┌──

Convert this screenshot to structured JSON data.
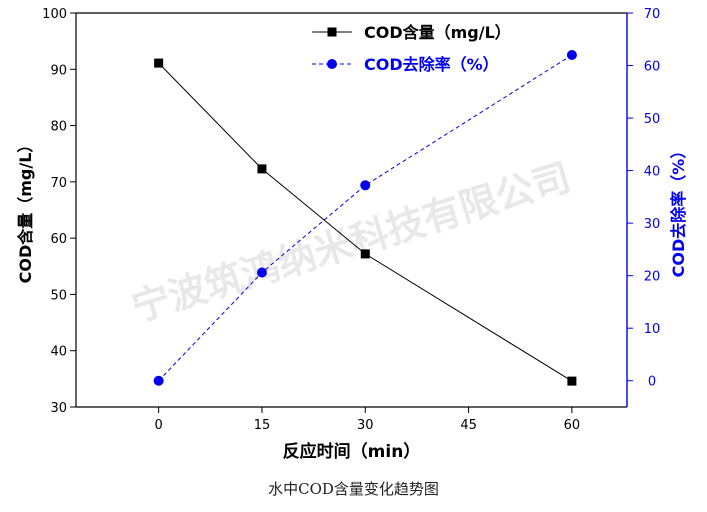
{
  "caption": "水中COD含量变化趋势图",
  "watermark": "宁波筑鸿纳米科技有限公司",
  "chart_data": {
    "type": "line",
    "title": "",
    "xlabel": "反应时间（min）",
    "ylabel_left": "COD含量（mg/L）",
    "ylabel_right": "COD去除率（%）",
    "x_ticks": [
      0,
      15,
      30,
      45,
      60
    ],
    "xlim": [
      -12,
      68
    ],
    "ylim_left": [
      30,
      100
    ],
    "ylim_right": [
      -5,
      70
    ],
    "y_ticks_left": [
      30,
      40,
      50,
      60,
      70,
      80,
      90,
      100
    ],
    "y_ticks_right": [
      0,
      10,
      20,
      30,
      40,
      50,
      60,
      70
    ],
    "legend_position": "top-right",
    "colors": {
      "left_axis": "#000000",
      "right_axis": "#0000ee",
      "series1": "#000000",
      "series2": "#0000ee"
    },
    "series": [
      {
        "name": "COD含量（mg/L）",
        "axis": "left",
        "marker": "square",
        "line": "solid",
        "x": [
          0,
          15,
          30,
          60
        ],
        "y": [
          91.1,
          72.3,
          57.2,
          34.6
        ]
      },
      {
        "name": "COD去除率（%）",
        "axis": "right",
        "marker": "circle",
        "line": "dashed",
        "x": [
          0,
          15,
          30,
          60
        ],
        "y": [
          0,
          20.6,
          37.2,
          62.0
        ]
      }
    ]
  }
}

└──

Exercise requirements:
Quote all the records verbatim, dropping any pictures from your copy.

Answer below:
Convert this screenshot to structured JSON data.
{
  "caption": "水中COD含量变化趋势图",
  "watermark": "宁波筑鸿纳米科技有限公司",
  "chart_data": {
    "type": "line",
    "title": "",
    "xlabel": "反应时间（min）",
    "ylabel_left": "COD含量（mg/L）",
    "ylabel_right": "COD去除率（%）",
    "x_ticks": [
      0,
      15,
      30,
      45,
      60
    ],
    "xlim": [
      -12,
      68
    ],
    "ylim_left": [
      30,
      100
    ],
    "ylim_right": [
      -5,
      70
    ],
    "y_ticks_left": [
      30,
      40,
      50,
      60,
      70,
      80,
      90,
      100
    ],
    "y_ticks_right": [
      0,
      10,
      20,
      30,
      40,
      50,
      60,
      70
    ],
    "legend_position": "top-right",
    "colors": {
      "left_axis": "#000000",
      "right_axis": "#0000ee",
      "series1": "#000000",
      "series2": "#0000ee"
    },
    "series": [
      {
        "name": "COD含量（mg/L）",
        "axis": "left",
        "marker": "square",
        "line": "solid",
        "x": [
          0,
          15,
          30,
          60
        ],
        "y": [
          91.1,
          72.3,
          57.2,
          34.6
        ]
      },
      {
        "name": "COD去除率（%）",
        "axis": "right",
        "marker": "circle",
        "line": "dashed",
        "x": [
          0,
          15,
          30,
          60
        ],
        "y": [
          0,
          20.6,
          37.2,
          62.0
        ]
      }
    ]
  }
}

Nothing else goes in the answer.